Directions
Make an exact copy of the records, dropping all pictures.

#### Input ####

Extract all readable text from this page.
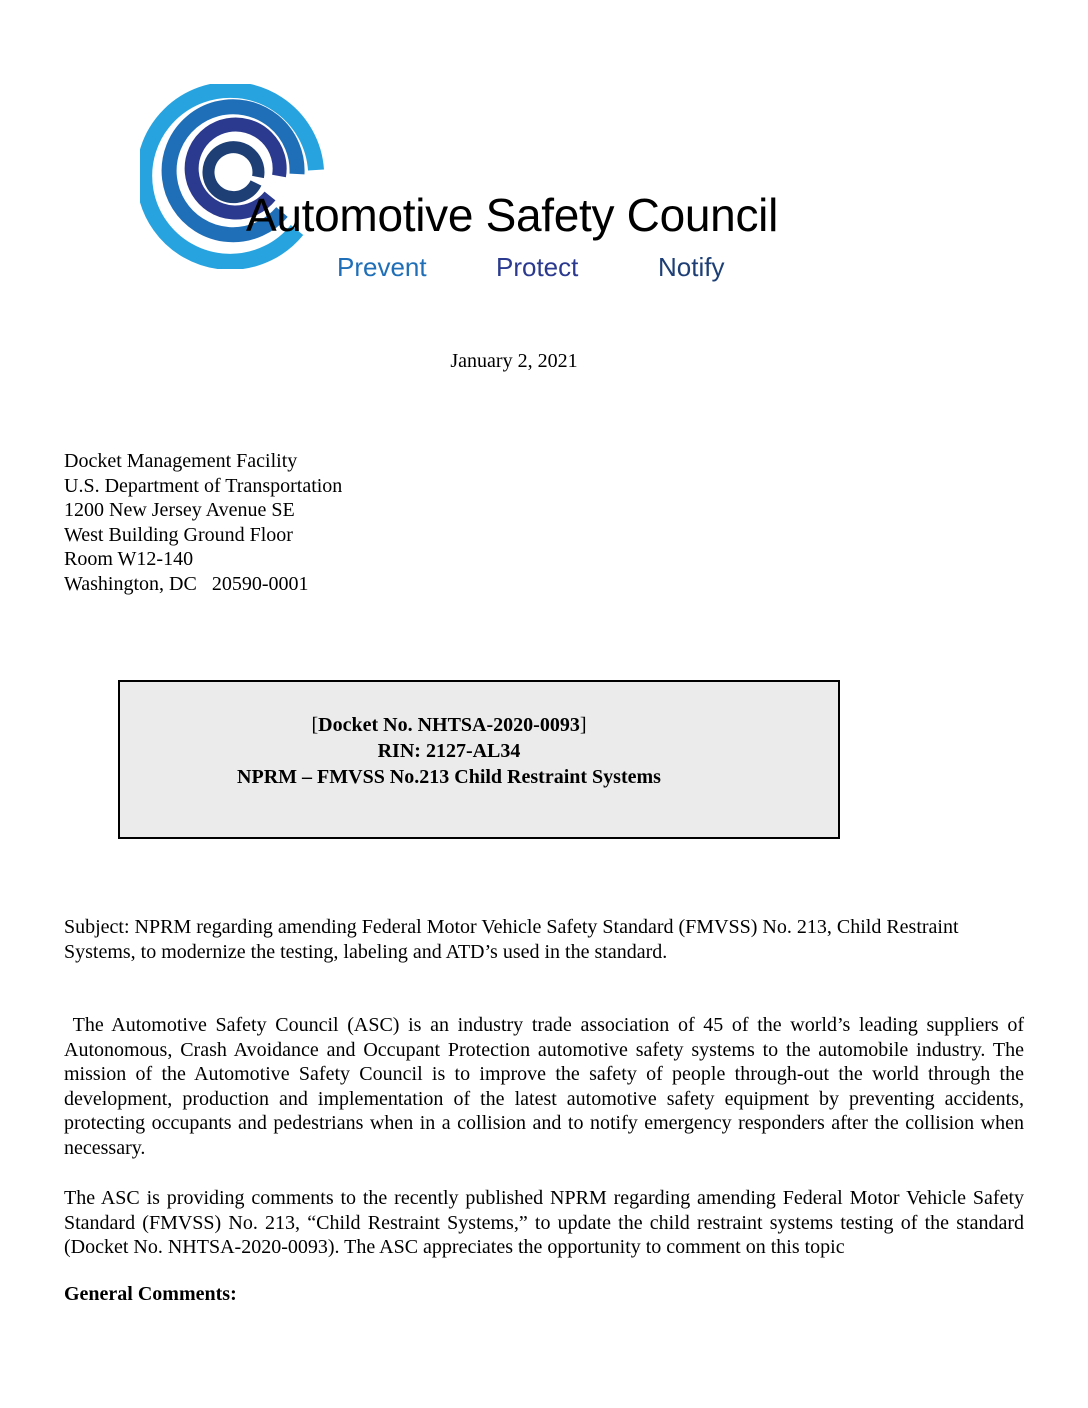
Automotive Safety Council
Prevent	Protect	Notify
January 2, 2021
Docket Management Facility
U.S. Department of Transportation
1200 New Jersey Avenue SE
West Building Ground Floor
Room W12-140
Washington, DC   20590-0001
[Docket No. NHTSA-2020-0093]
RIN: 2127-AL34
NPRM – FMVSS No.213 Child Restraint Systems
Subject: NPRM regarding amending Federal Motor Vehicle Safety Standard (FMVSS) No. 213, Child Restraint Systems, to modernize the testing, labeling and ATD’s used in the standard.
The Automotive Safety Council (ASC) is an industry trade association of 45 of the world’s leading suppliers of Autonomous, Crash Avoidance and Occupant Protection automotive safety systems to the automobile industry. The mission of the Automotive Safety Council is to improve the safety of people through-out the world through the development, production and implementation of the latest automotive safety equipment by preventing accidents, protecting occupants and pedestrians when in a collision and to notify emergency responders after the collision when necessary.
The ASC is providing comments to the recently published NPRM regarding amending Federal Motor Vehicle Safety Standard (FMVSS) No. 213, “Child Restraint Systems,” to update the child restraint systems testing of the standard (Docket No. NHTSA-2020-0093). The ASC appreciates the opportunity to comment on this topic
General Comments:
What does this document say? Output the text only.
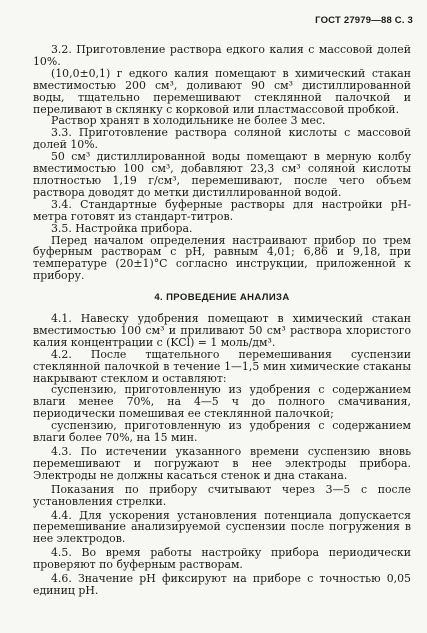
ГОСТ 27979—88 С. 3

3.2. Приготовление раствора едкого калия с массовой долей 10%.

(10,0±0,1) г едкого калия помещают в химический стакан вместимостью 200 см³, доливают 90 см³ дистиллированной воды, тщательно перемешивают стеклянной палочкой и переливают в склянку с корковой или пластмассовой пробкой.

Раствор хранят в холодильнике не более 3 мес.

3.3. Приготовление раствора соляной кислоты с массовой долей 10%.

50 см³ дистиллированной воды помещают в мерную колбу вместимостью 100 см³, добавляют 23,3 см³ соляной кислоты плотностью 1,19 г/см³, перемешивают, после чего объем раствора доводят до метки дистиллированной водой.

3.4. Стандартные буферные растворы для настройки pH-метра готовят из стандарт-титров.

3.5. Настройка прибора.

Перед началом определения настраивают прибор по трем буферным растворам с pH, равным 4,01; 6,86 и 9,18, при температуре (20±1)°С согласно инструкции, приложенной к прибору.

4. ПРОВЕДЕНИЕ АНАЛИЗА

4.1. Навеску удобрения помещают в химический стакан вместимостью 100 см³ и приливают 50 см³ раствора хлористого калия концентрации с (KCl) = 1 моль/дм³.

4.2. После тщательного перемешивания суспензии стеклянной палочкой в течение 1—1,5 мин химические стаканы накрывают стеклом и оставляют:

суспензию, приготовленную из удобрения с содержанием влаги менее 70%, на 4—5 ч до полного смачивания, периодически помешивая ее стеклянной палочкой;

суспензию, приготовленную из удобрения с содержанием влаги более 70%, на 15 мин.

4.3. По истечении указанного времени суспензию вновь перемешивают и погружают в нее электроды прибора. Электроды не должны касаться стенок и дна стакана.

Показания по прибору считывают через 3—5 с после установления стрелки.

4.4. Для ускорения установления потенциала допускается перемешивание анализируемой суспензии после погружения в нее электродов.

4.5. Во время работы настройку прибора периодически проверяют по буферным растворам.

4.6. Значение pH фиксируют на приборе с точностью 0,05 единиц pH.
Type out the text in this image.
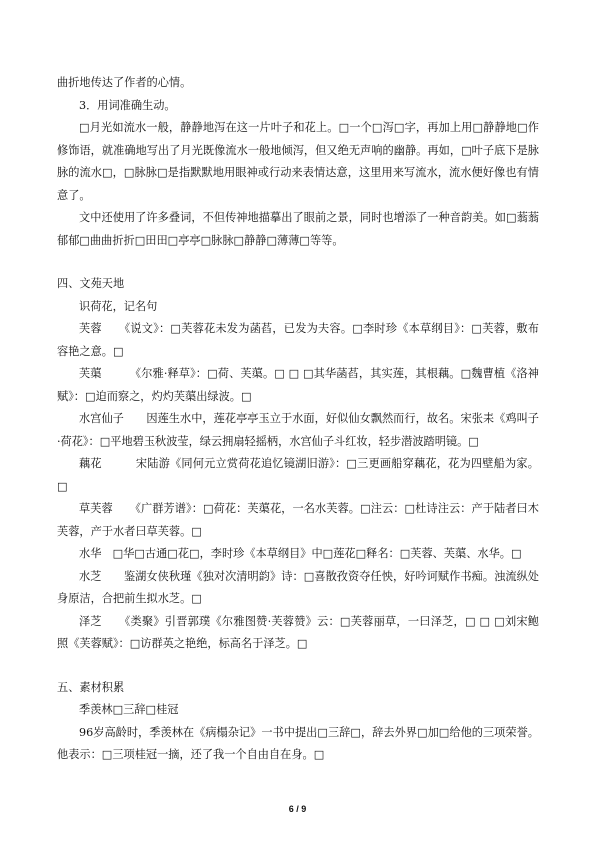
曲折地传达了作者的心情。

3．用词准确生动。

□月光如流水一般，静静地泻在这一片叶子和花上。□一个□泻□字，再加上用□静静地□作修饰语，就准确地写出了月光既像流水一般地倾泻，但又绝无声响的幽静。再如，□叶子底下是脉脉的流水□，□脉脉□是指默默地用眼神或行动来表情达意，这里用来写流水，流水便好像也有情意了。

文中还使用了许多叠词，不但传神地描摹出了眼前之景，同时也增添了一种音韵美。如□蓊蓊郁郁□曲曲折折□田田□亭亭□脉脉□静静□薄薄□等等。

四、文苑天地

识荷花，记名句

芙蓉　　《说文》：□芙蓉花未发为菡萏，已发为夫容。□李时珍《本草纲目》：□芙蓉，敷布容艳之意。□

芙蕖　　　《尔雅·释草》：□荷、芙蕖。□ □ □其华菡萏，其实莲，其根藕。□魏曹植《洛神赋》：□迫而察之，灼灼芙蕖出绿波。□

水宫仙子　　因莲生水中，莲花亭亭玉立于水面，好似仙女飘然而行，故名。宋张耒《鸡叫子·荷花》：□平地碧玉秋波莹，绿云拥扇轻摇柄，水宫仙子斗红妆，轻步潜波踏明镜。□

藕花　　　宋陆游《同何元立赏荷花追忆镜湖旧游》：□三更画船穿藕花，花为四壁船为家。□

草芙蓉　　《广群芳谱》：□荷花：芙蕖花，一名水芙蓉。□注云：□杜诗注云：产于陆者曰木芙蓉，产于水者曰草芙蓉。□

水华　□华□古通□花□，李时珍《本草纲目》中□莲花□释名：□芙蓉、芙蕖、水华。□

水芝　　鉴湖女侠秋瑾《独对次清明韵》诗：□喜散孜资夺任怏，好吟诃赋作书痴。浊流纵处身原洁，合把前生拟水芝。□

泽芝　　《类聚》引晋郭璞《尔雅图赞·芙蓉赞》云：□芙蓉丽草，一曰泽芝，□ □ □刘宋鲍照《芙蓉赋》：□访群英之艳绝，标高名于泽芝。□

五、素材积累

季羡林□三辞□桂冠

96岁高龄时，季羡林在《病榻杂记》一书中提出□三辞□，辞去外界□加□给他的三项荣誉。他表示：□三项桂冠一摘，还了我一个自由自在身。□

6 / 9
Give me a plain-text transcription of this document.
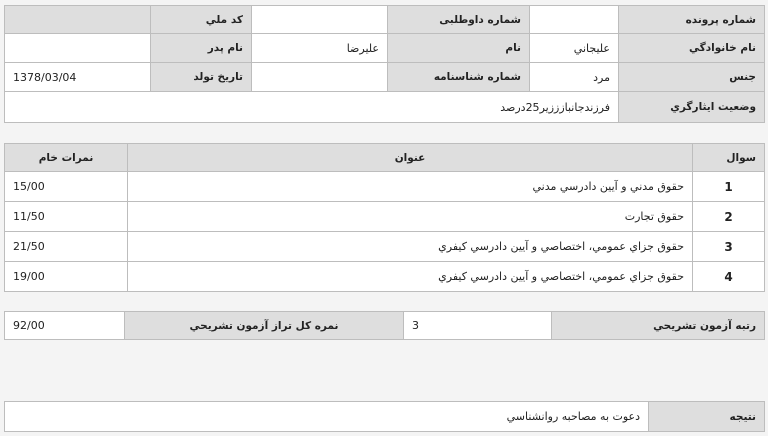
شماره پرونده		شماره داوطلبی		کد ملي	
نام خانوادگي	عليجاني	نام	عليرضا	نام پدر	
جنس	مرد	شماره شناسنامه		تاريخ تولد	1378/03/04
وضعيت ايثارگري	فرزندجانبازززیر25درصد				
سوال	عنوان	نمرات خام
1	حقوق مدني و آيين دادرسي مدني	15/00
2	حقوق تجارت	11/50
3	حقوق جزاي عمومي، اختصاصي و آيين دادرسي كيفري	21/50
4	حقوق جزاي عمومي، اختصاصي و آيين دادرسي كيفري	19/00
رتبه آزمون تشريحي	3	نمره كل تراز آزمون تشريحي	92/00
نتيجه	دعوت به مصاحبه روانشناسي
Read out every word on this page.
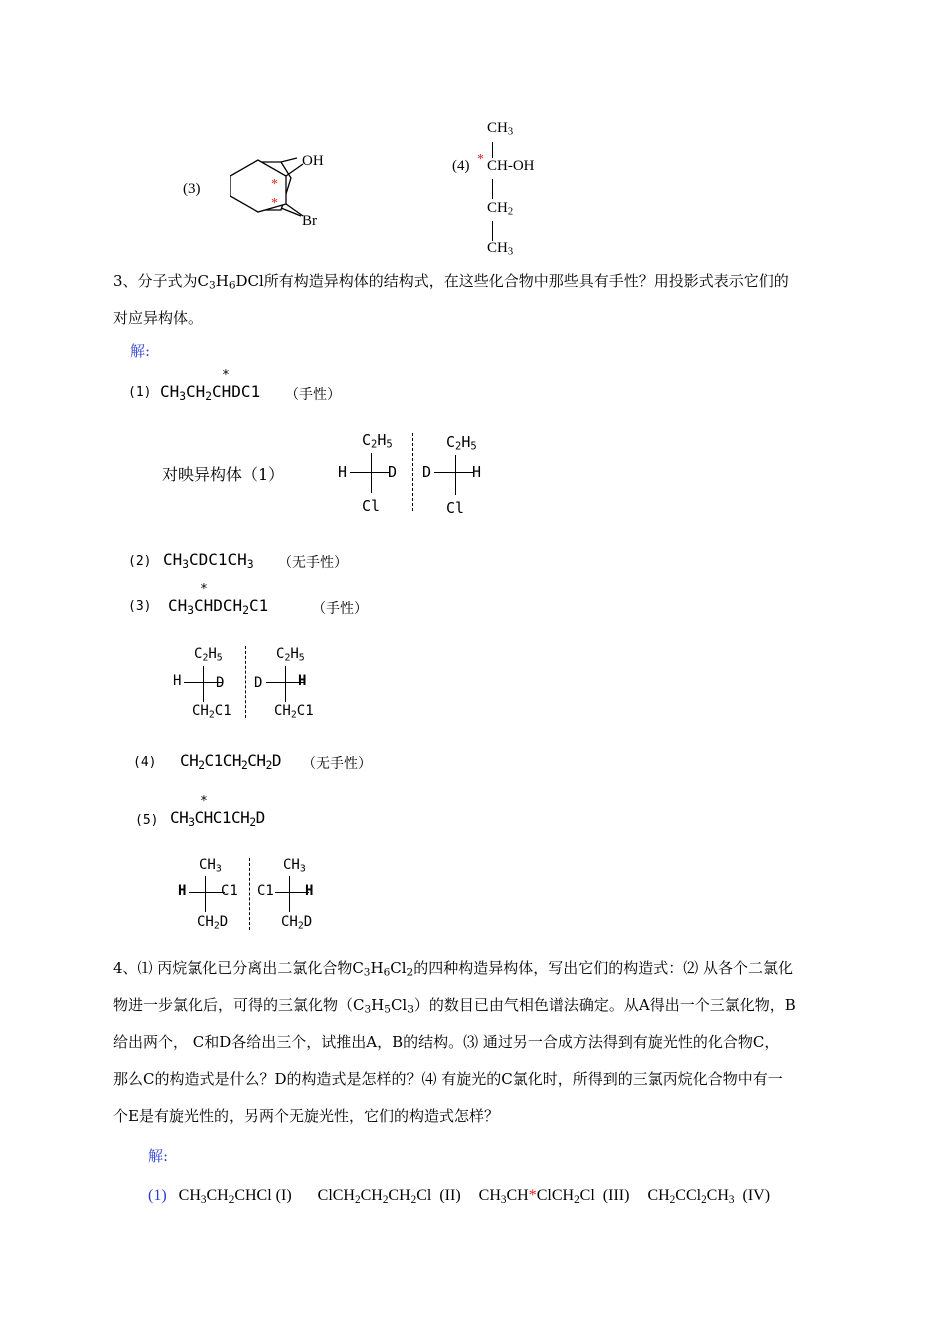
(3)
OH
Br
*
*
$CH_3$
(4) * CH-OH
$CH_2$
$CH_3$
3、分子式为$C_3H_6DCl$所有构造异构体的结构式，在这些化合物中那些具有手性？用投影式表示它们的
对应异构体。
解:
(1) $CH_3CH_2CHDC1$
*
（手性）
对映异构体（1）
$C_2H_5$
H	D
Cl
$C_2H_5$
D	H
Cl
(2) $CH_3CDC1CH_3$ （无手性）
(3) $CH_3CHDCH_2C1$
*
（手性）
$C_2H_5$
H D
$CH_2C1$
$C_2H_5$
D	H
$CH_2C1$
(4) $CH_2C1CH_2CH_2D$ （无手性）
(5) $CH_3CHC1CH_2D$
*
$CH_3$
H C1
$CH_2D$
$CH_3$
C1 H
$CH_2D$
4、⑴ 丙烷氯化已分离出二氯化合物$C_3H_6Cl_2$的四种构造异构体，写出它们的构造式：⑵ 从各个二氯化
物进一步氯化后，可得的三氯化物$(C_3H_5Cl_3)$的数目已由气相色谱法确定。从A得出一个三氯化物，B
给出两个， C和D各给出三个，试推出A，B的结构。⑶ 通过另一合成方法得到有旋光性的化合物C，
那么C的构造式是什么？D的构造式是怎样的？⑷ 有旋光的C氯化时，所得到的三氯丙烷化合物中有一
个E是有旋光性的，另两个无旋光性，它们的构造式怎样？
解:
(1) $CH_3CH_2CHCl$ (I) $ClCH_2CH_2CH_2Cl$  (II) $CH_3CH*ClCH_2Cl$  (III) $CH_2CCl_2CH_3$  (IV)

####

Response to the task
Extract all readable text from this page.
Automotive Safety Council
Prevent	Protect	Notify
January 2, 2021
Docket Management Facility
U.S. Department of Transportation
1200 New Jersey Avenue SE
West Building Ground Floor
Room W12-140
Washington, DC   20590-0001
[Docket No. NHTSA-2020-0093]
RIN: 2127-AL34
NPRM – FMVSS No.213 Child Restraint Systems
Subject: NPRM regarding amending Federal Motor Vehicle Safety Standard (FMVSS) No. 213, Child Restraint Systems, to modernize the testing, labeling and ATD’s used in the standard.
The Automotive Safety Council (ASC) is an industry trade association of 45 of the world’s leading suppliers of Autonomous, Crash Avoidance and Occupant Protection automotive safety systems to the automobile industry. The mission of the Automotive Safety Council is to improve the safety of people through-out the world through the development, production and implementation of the latest automotive safety equipment by preventing accidents, protecting occupants and pedestrians when in a collision and to notify emergency responders after the collision when necessary.
The ASC is providing comments to the recently published NPRM regarding amending Federal Motor Vehicle Safety Standard (FMVSS) No. 213, “Child Restraint Systems,” to update the child restraint systems testing of the standard (Docket No. NHTSA-2020-0093). The ASC appreciates the opportunity to comment on this topic
General Comments:
What does this document say? Output the text only.
ГОСТ 27979—88 С. 3

3.2. Приготовление раствора едкого калия с массовой долей 10%.

(10,0±0,1) г едкого калия помещают в химический стакан вместимостью 200 см³, доливают 90 см³ дистиллированной воды, тщательно перемешивают стеклянной палочкой и переливают в склянку с корковой или пластмассовой пробкой.

Раствор хранят в холодильнике не более 3 мес.

3.3. Приготовление раствора соляной кислоты с массовой долей 10%.

50 см³ дистиллированной воды помещают в мерную колбу вместимостью 100 см³, добавляют 23,3 см³ соляной кислоты плотностью 1,19 г/см³, перемешивают, после чего объем раствора доводят до метки дистиллированной водой.

3.4. Стандартные буферные растворы для настройки pH-метра готовят из стандарт-титров.

3.5. Настройка прибора.

Перед началом определения настраивают прибор по трем буферным растворам с pH, равным 4,01; 6,86 и 9,18, при температуре (20±1)°С согласно инструкции, приложенной к прибору.

4. ПРОВЕДЕНИЕ АНАЛИЗА

4.1. Навеску удобрения помещают в химический стакан вместимостью 100 см³ и приливают 50 см³ раствора хлористого калия концентрации с (KCl) = 1 моль/дм³.

4.2. После тщательного перемешивания суспензии стеклянной палочкой в течение 1—1,5 мин химические стаканы накрывают стеклом и оставляют:

суспензию, приготовленную из удобрения с содержанием влаги менее 70%, на 4—5 ч до полного смачивания, периодически помешивая ее стеклянной палочкой;

суспензию, приготовленную из удобрения с содержанием влаги более 70%, на 15 мин.

4.3. По истечении указанного времени суспензию вновь перемешивают и погружают в нее электроды прибора. Электроды не должны касаться стенок и дна стакана.

Показания по прибору считывают через 3—5 с после установления стрелки.

4.4. Для ускорения установления потенциала допускается перемешивание анализируемой суспензии после погружения в нее электродов.

4.5. Во время работы настройку прибора периодически проверяют по буферным растворам.

4.6. Значение pH фиксируют на приборе с точностью 0,05 единиц pH.
Type out the text in this image.
曲折地传达了作者的心情。

3．用词准确生动。

□月光如流水一般，静静地泻在这一片叶子和花上。□一个□泻□字，再加上用□静静地□作修饰语，就准确地写出了月光既像流水一般地倾泻，但又绝无声响的幽静。再如，□叶子底下是脉脉的流水□，□脉脉□是指默默地用眼神或行动来表情达意，这里用来写流水，流水便好像也有情意了。

文中还使用了许多叠词，不但传神地描摹出了眼前之景，同时也增添了一种音韵美。如□蓊蓊郁郁□曲曲折折□田田□亭亭□脉脉□静静□薄薄□等等。

四、文苑天地

识荷花，记名句

芙蓉　　《说文》：□芙蓉花未发为菡萏，已发为夫容。□李时珍《本草纲目》：□芙蓉，敷布容艳之意。□

芙蕖　　　《尔雅·释草》：□荷、芙蕖。□ □ □其华菡萏，其实莲，其根藕。□魏曹植《洛神赋》：□迫而察之，灼灼芙蕖出绿波。□

水宫仙子　　因莲生水中，莲花亭亭玉立于水面，好似仙女飘然而行，故名。宋张耒《鸡叫子·荷花》：□平地碧玉秋波莹，绿云拥扇轻摇柄，水宫仙子斗红妆，轻步潜波踏明镜。□

藕花　　　宋陆游《同何元立赏荷花追忆镜湖旧游》：□三更画船穿藕花，花为四壁船为家。□

草芙蓉　　《广群芳谱》：□荷花：芙蕖花，一名水芙蓉。□注云：□杜诗注云：产于陆者曰木芙蓉，产于水者曰草芙蓉。□

水华　□华□古通□花□，李时珍《本草纲目》中□莲花□释名：□芙蓉、芙蕖、水华。□

水芝　　鉴湖女侠秋瑾《独对次清明韵》诗：□喜散孜资夺任怏，好吟诃赋作书痴。浊流纵处身原洁，合把前生拟水芝。□

泽芝　　《类聚》引晋郭璞《尔雅图赞·芙蓉赞》云：□芙蓉丽草，一曰泽芝，□ □ □刘宋鲍照《芙蓉赋》：□访群英之艳绝，标高名于泽芝。□

五、素材积累

季羡林□三辞□桂冠

96岁高龄时，季羡林在《病榻杂记》一书中提出□三辞□，辞去外界□加□给他的三项荣誉。他表示：□三项桂冠一摘，还了我一个自由自在身。□

6 / 9
Give me a plain-text transcription of this document.
شماره پرونده		شماره داوطلبی		کد ملي	
نام خانوادگي	عليجاني	نام	عليرضا	نام پدر	
جنس	مرد	شماره شناسنامه		تاريخ تولد	1378/03/04
وضعيت ايثارگري	فرزندجانبازززیر25درصد				
سوال	عنوان	نمرات خام
1	حقوق مدني و آيين دادرسي مدني	15/00
2	حقوق تجارت	11/50
3	حقوق جزاي عمومي، اختصاصي و آيين دادرسي كيفري	21/50
4	حقوق جزاي عمومي، اختصاصي و آيين دادرسي كيفري	19/00
رتبه آزمون تشريحي	3	نمره كل تراز آزمون تشريحي	92/00
نتيجه	دعوت به مصاحبه روانشناسي
Read out every word on this page.
(3)
OH
Br
*
*
$CH_3$
(4) * CH-OH
$CH_2$
$CH_3$
3、分子式为$C_3H_6DCl$所有构造异构体的结构式，在这些化合物中那些具有手性？用投影式表示它们的
对应异构体。
解:
(1) $CH_3CH_2CHDC1$
*
（手性）
对映异构体（1）
$C_2H_5$
H	D
Cl
$C_2H_5$
D	H
Cl
(2) $CH_3CDC1CH_3$ （无手性）
(3) $CH_3CHDCH_2C1$
*
（手性）
$C_2H_5$
H D
$CH_2C1$
$C_2H_5$
D	H
$CH_2C1$
(4) $CH_2C1CH_2CH_2D$ （无手性）
(5) $CH_3CHC1CH_2D$
*
$CH_3$
H C1
$CH_2D$
$CH_3$
C1 H
$CH_2D$
4、⑴ 丙烷氯化已分离出二氯化合物$C_3H_6Cl_2$的四种构造异构体，写出它们的构造式：⑵ 从各个二氯化
物进一步氯化后，可得的三氯化物$(C_3H_5Cl_3)$的数目已由气相色谱法确定。从A得出一个三氯化物，B
给出两个， C和D各给出三个，试推出A，B的结构。⑶ 通过另一合成方法得到有旋光性的化合物C，
那么C的构造式是什么？D的构造式是怎样的？⑷ 有旋光的C氯化时，所得到的三氯丙烷化合物中有一
个E是有旋光性的，另两个无旋光性，它们的构造式怎样？
解:
(1) $CH_3CH_2CHCl$ (I) $ClCH_2CH_2CH_2Cl$  (II) $CH_3CH*ClCH_2Cl$  (III) $CH_2CCl_2CH_3$  (IV)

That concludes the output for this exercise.